_WHAT IS NEEDED_:
Quote the whole listing exactly. Leave the pictures out of your copy.
....
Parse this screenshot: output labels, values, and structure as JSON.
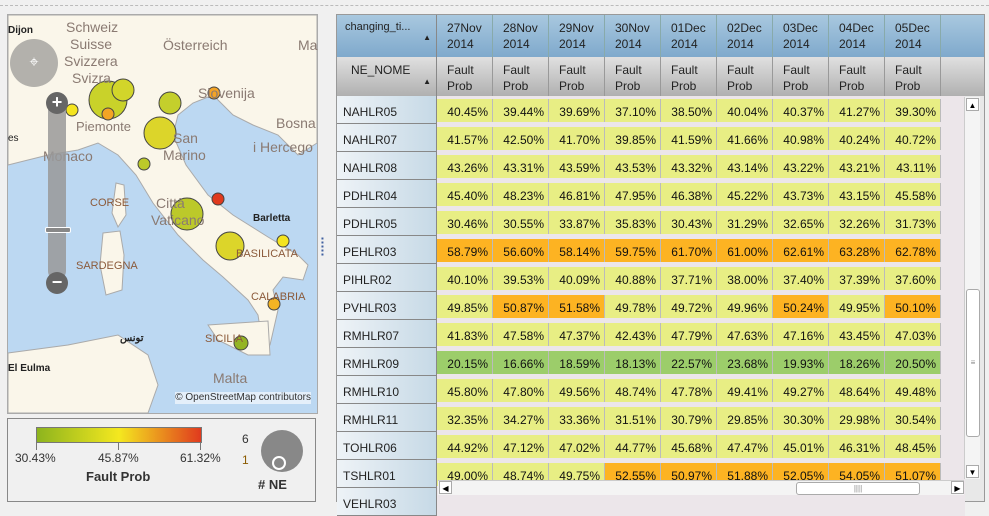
{
  "map": {
    "labels": [
      "Schweiz",
      "Suisse",
      "Svizzera",
      "Svizra",
      "Österreich",
      "Slovenija",
      "Bosna",
      "i Hercego",
      "Monaco",
      "San",
      "Marino",
      "Città",
      "Vaticano",
      "CORSE",
      "SARDEGNA",
      "BASILICATA",
      "CALABRIA",
      "SICILIA",
      "Malta",
      "Dijon",
      "Barletta",
      "El Eulma",
      "تونس",
      "Piemonte",
      "es",
      "Ma"
    ],
    "attribution": "© OpenStreetMap contributors",
    "zoom_in": "+",
    "zoom_out": "−",
    "bubble_colors": [
      "#c9d22a",
      "#d2d52a",
      "#f4e41f",
      "#f4a424",
      "#c4cf2c",
      "#dcd52a",
      "#bcc92a",
      "#e03a1e",
      "#f4e41f",
      "#f4b424",
      "#94b424"
    ]
  },
  "legend": {
    "min": "30.43%",
    "mid": "45.87%",
    "max": "61.32%",
    "title": "Fault Prob",
    "size_title": "# NE",
    "size_max": "6",
    "size_min": "1"
  },
  "table": {
    "corner_top": "changing_ti...",
    "corner_bottom": "NE_NOME",
    "columns": [
      {
        "day": "27Nov",
        "year": "2014",
        "measure": "Fault",
        "measure2": "Prob"
      },
      {
        "day": "28Nov",
        "year": "2014",
        "measure": "Fault",
        "measure2": "Prob"
      },
      {
        "day": "29Nov",
        "year": "2014",
        "measure": "Fault",
        "measure2": "Prob"
      },
      {
        "day": "30Nov",
        "year": "2014",
        "measure": "Fault",
        "measure2": "Prob"
      },
      {
        "day": "01Dec",
        "year": "2014",
        "measure": "Fault",
        "measure2": "Prob"
      },
      {
        "day": "02Dec",
        "year": "2014",
        "measure": "Fault",
        "measure2": "Prob"
      },
      {
        "day": "03Dec",
        "year": "2014",
        "measure": "Fault",
        "measure2": "Prob"
      },
      {
        "day": "04Dec",
        "year": "2014",
        "measure": "Fault",
        "measure2": "Prob"
      },
      {
        "day": "05Dec",
        "year": "2014",
        "measure": "Fault",
        "measure2": "Prob"
      }
    ],
    "colors": {
      "y": "#e8ee84",
      "o": "#fdb322",
      "g": "#9ccd6a"
    },
    "rows": [
      {
        "name": "NAHLR05",
        "values": [
          "40.45%",
          "39.44%",
          "39.69%",
          "37.10%",
          "38.50%",
          "40.04%",
          "40.37%",
          "41.27%",
          "39.30%"
        ],
        "classes": "yyyyyyyyy"
      },
      {
        "name": "NAHLR07",
        "values": [
          "41.57%",
          "42.50%",
          "41.70%",
          "39.85%",
          "41.59%",
          "41.66%",
          "40.98%",
          "40.24%",
          "40.72%"
        ],
        "classes": "yyyyyyyyy"
      },
      {
        "name": "NAHLR08",
        "values": [
          "43.26%",
          "43.31%",
          "43.59%",
          "43.53%",
          "43.32%",
          "43.14%",
          "43.22%",
          "43.21%",
          "43.11%"
        ],
        "classes": "yyyyyyyyy"
      },
      {
        "name": "PDHLR04",
        "values": [
          "45.40%",
          "48.23%",
          "46.81%",
          "47.95%",
          "46.38%",
          "45.22%",
          "43.73%",
          "43.15%",
          "45.58%"
        ],
        "classes": "yyyyyyyyy"
      },
      {
        "name": "PDHLR05",
        "values": [
          "30.46%",
          "30.55%",
          "33.87%",
          "35.83%",
          "30.43%",
          "31.29%",
          "32.65%",
          "32.26%",
          "31.73%"
        ],
        "classes": "yyyyyyyyy"
      },
      {
        "name": "PEHLR03",
        "values": [
          "58.79%",
          "56.60%",
          "58.14%",
          "59.75%",
          "61.70%",
          "61.00%",
          "62.61%",
          "63.28%",
          "62.78%"
        ],
        "classes": "ooooooooo"
      },
      {
        "name": "PIHLR02",
        "values": [
          "40.10%",
          "39.53%",
          "40.09%",
          "40.88%",
          "37.71%",
          "38.00%",
          "37.40%",
          "37.39%",
          "37.60%"
        ],
        "classes": "yyyyyyyyy"
      },
      {
        "name": "PVHLR03",
        "values": [
          "49.85%",
          "50.87%",
          "51.58%",
          "49.78%",
          "49.72%",
          "49.96%",
          "50.24%",
          "49.95%",
          "50.10%"
        ],
        "classes": "yooyyyoyo"
      },
      {
        "name": "RMHLR07",
        "values": [
          "41.83%",
          "47.58%",
          "47.37%",
          "42.43%",
          "47.79%",
          "47.63%",
          "47.16%",
          "43.45%",
          "47.03%"
        ],
        "classes": "yyyyyyyyy"
      },
      {
        "name": "RMHLR09",
        "values": [
          "20.15%",
          "16.66%",
          "18.59%",
          "18.13%",
          "22.57%",
          "23.68%",
          "19.93%",
          "18.26%",
          "20.50%"
        ],
        "classes": "ggggggggg"
      },
      {
        "name": "RMHLR10",
        "values": [
          "45.80%",
          "47.80%",
          "49.56%",
          "48.74%",
          "47.78%",
          "49.41%",
          "49.27%",
          "48.64%",
          "49.48%"
        ],
        "classes": "yyyyyyyyy"
      },
      {
        "name": "RMHLR11",
        "values": [
          "32.35%",
          "34.27%",
          "33.36%",
          "31.51%",
          "30.79%",
          "29.85%",
          "30.30%",
          "29.98%",
          "30.54%"
        ],
        "classes": "yyyyyyyyy"
      },
      {
        "name": "TOHLR06",
        "values": [
          "44.92%",
          "47.12%",
          "47.02%",
          "44.77%",
          "45.68%",
          "47.47%",
          "45.01%",
          "46.31%",
          "48.45%"
        ],
        "classes": "yyyyyyyyy"
      },
      {
        "name": "TSHLR01",
        "values": [
          "49.00%",
          "48.74%",
          "49.75%",
          "52.55%",
          "50.97%",
          "51.88%",
          "52.05%",
          "54.05%",
          "51.07%"
        ],
        "classes": "yyyoooooo"
      },
      {
        "name": "VEHLR03",
        "values": [],
        "classes": ""
      }
    ]
  }
}
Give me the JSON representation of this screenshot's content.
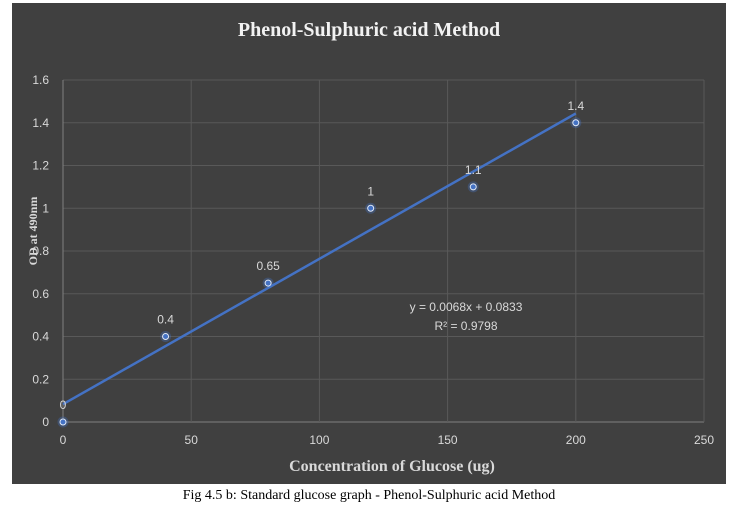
{
  "chart_data": {
    "type": "scatter",
    "title": "Phenol-Sulphuric acid Method",
    "xlabel": "Concentration of Glucose (ug)",
    "ylabel": "OD at 490nm",
    "xlim": [
      0,
      250
    ],
    "ylim": [
      0,
      1.6
    ],
    "xticks": [
      "0",
      "50",
      "100",
      "150",
      "200",
      "250"
    ],
    "yticks": [
      "0",
      "0.2",
      "0.4",
      "0.6",
      "0.8",
      "1",
      "1.2",
      "1.4",
      "1.6"
    ],
    "grid": true,
    "series": [
      {
        "x": [
          0,
          40,
          80,
          120,
          160,
          200
        ],
        "y": [
          0,
          0.4,
          0.65,
          1,
          1.1,
          1.4
        ],
        "labels": [
          "0",
          "0.4",
          "0.65",
          "1",
          "1.1",
          "1.4"
        ]
      }
    ],
    "trendline": {
      "type": "linear",
      "slope": 0.0068,
      "intercept": 0.0833,
      "equation": "y = 0.0068x + 0.0833",
      "r2": "R² = 0.9798"
    },
    "colors": {
      "background": "#404040",
      "marker": "#4472c4",
      "trendline": "#4472c4",
      "text": "#d9d9d9",
      "grid": "#595959"
    }
  },
  "caption": "Fig 4.5 b: Standard glucose graph - Phenol-Sulphuric acid Method"
}
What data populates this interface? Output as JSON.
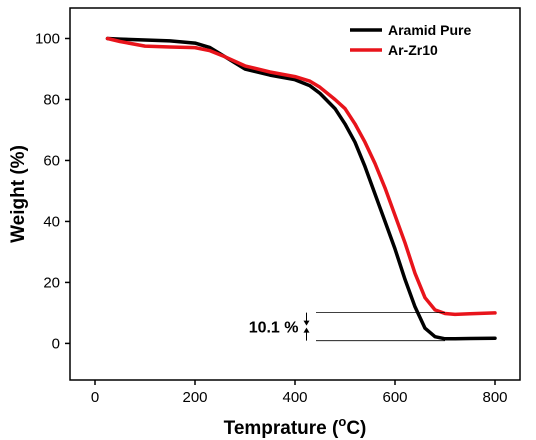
....
_THE COMPLETED TASK_:
Parse this screenshot: output labels, values, and structure as JSON.
{
  "map": {
    "labels": [
      "Schweiz",
      "Suisse",
      "Svizzera",
      "Svizra",
      "Österreich",
      "Slovenija",
      "Bosna",
      "i Hercego",
      "Monaco",
      "San",
      "Marino",
      "Città",
      "Vaticano",
      "CORSE",
      "SARDEGNA",
      "BASILICATA",
      "CALABRIA",
      "SICILIA",
      "Malta",
      "Dijon",
      "Barletta",
      "El Eulma",
      "تونس",
      "Piemonte",
      "es",
      "Ma"
    ],
    "attribution": "© OpenStreetMap contributors",
    "zoom_in": "+",
    "zoom_out": "−",
    "bubble_colors": [
      "#c9d22a",
      "#d2d52a",
      "#f4e41f",
      "#f4a424",
      "#c4cf2c",
      "#dcd52a",
      "#bcc92a",
      "#e03a1e",
      "#f4e41f",
      "#f4b424",
      "#94b424"
    ]
  },
  "legend": {
    "min": "30.43%",
    "mid": "45.87%",
    "max": "61.32%",
    "title": "Fault Prob",
    "size_title": "# NE",
    "size_max": "6",
    "size_min": "1"
  },
  "table": {
    "corner_top": "changing_ti...",
    "corner_bottom": "NE_NOME",
    "columns": [
      {
        "day": "27Nov",
        "year": "2014",
        "measure": "Fault",
        "measure2": "Prob"
      },
      {
        "day": "28Nov",
        "year": "2014",
        "measure": "Fault",
        "measure2": "Prob"
      },
      {
        "day": "29Nov",
        "year": "2014",
        "measure": "Fault",
        "measure2": "Prob"
      },
      {
        "day": "30Nov",
        "year": "2014",
        "measure": "Fault",
        "measure2": "Prob"
      },
      {
        "day": "01Dec",
        "year": "2014",
        "measure": "Fault",
        "measure2": "Prob"
      },
      {
        "day": "02Dec",
        "year": "2014",
        "measure": "Fault",
        "measure2": "Prob"
      },
      {
        "day": "03Dec",
        "year": "2014",
        "measure": "Fault",
        "measure2": "Prob"
      },
      {
        "day": "04Dec",
        "year": "2014",
        "measure": "Fault",
        "measure2": "Prob"
      },
      {
        "day": "05Dec",
        "year": "2014",
        "measure": "Fault",
        "measure2": "Prob"
      }
    ],
    "colors": {
      "y": "#e8ee84",
      "o": "#fdb322",
      "g": "#9ccd6a"
    },
    "rows": [
      {
        "name": "NAHLR05",
        "values": [
          "40.45%",
          "39.44%",
          "39.69%",
          "37.10%",
          "38.50%",
          "40.04%",
          "40.37%",
          "41.27%",
          "39.30%"
        ],
        "classes": "yyyyyyyyy"
      },
      {
        "name": "NAHLR07",
        "values": [
          "41.57%",
          "42.50%",
          "41.70%",
          "39.85%",
          "41.59%",
          "41.66%",
          "40.98%",
          "40.24%",
          "40.72%"
        ],
        "classes": "yyyyyyyyy"
      },
      {
        "name": "NAHLR08",
        "values": [
          "43.26%",
          "43.31%",
          "43.59%",
          "43.53%",
          "43.32%",
          "43.14%",
          "43.22%",
          "43.21%",
          "43.11%"
        ],
        "classes": "yyyyyyyyy"
      },
      {
        "name": "PDHLR04",
        "values": [
          "45.40%",
          "48.23%",
          "46.81%",
          "47.95%",
          "46.38%",
          "45.22%",
          "43.73%",
          "43.15%",
          "45.58%"
        ],
        "classes": "yyyyyyyyy"
      },
      {
        "name": "PDHLR05",
        "values": [
          "30.46%",
          "30.55%",
          "33.87%",
          "35.83%",
          "30.43%",
          "31.29%",
          "32.65%",
          "32.26%",
          "31.73%"
        ],
        "classes": "yyyyyyyyy"
      },
      {
        "name": "PEHLR03",
        "values": [
          "58.79%",
          "56.60%",
          "58.14%",
          "59.75%",
          "61.70%",
          "61.00%",
          "62.61%",
          "63.28%",
          "62.78%"
        ],
        "classes": "ooooooooo"
      },
      {
        "name": "PIHLR02",
        "values": [
          "40.10%",
          "39.53%",
          "40.09%",
          "40.88%",
          "37.71%",
          "38.00%",
          "37.40%",
          "37.39%",
          "37.60%"
        ],
        "classes": "yyyyyyyyy"
      },
      {
        "name": "PVHLR03",
        "values": [
          "49.85%",
          "50.87%",
          "51.58%",
          "49.78%",
          "49.72%",
          "49.96%",
          "50.24%",
          "49.95%",
          "50.10%"
        ],
        "classes": "yooyyyoyo"
      },
      {
        "name": "RMHLR07",
        "values": [
          "41.83%",
          "47.58%",
          "47.37%",
          "42.43%",
          "47.79%",
          "47.63%",
          "47.16%",
          "43.45%",
          "47.03%"
        ],
        "classes": "yyyyyyyyy"
      },
      {
        "name": "RMHLR09",
        "values": [
          "20.15%",
          "16.66%",
          "18.59%",
          "18.13%",
          "22.57%",
          "23.68%",
          "19.93%",
          "18.26%",
          "20.50%"
        ],
        "classes": "ggggggggg"
      },
      {
        "name": "RMHLR10",
        "values": [
          "45.80%",
          "47.80%",
          "49.56%",
          "48.74%",
          "47.78%",
          "49.41%",
          "49.27%",
          "48.64%",
          "49.48%"
        ],
        "classes": "yyyyyyyyy"
      },
      {
        "name": "RMHLR11",
        "values": [
          "32.35%",
          "34.27%",
          "33.36%",
          "31.51%",
          "30.79%",
          "29.85%",
          "30.30%",
          "29.98%",
          "30.54%"
        ],
        "classes": "yyyyyyyyy"
      },
      {
        "name": "TOHLR06",
        "values": [
          "44.92%",
          "47.12%",
          "47.02%",
          "44.77%",
          "45.68%",
          "47.47%",
          "45.01%",
          "46.31%",
          "48.45%"
        ],
        "classes": "yyyyyyyyy"
      },
      {
        "name": "TSHLR01",
        "values": [
          "49.00%",
          "48.74%",
          "49.75%",
          "52.55%",
          "50.97%",
          "51.88%",
          "52.05%",
          "54.05%",
          "51.07%"
        ],
        "classes": "yyyoooooo"
      },
      {
        "name": "VEHLR03",
        "values": [],
        "classes": ""
      }
    ]
  }
}
Give me the JSON representation of this screenshot's content.
{
  "chart_data": {
    "type": "scatter",
    "title": "Phenol-Sulphuric acid Method",
    "xlabel": "Concentration of Glucose (ug)",
    "ylabel": "OD at 490nm",
    "xlim": [
      0,
      250
    ],
    "ylim": [
      0,
      1.6
    ],
    "xticks": [
      "0",
      "50",
      "100",
      "150",
      "200",
      "250"
    ],
    "yticks": [
      "0",
      "0.2",
      "0.4",
      "0.6",
      "0.8",
      "1",
      "1.2",
      "1.4",
      "1.6"
    ],
    "grid": true,
    "series": [
      {
        "x": [
          0,
          40,
          80,
          120,
          160,
          200
        ],
        "y": [
          0,
          0.4,
          0.65,
          1,
          1.1,
          1.4
        ],
        "labels": [
          "0",
          "0.4",
          "0.65",
          "1",
          "1.1",
          "1.4"
        ]
      }
    ],
    "trendline": {
      "type": "linear",
      "slope": 0.0068,
      "intercept": 0.0833,
      "equation": "y = 0.0068x + 0.0833",
      "r2": "R² = 0.9798"
    },
    "colors": {
      "background": "#404040",
      "marker": "#4472c4",
      "trendline": "#4472c4",
      "text": "#d9d9d9",
      "grid": "#595959"
    }
  },
  "caption": "Fig 4.5 b: Standard glucose graph - Phenol-Sulphuric acid Method"
}
What data populates this interface? Output as JSON.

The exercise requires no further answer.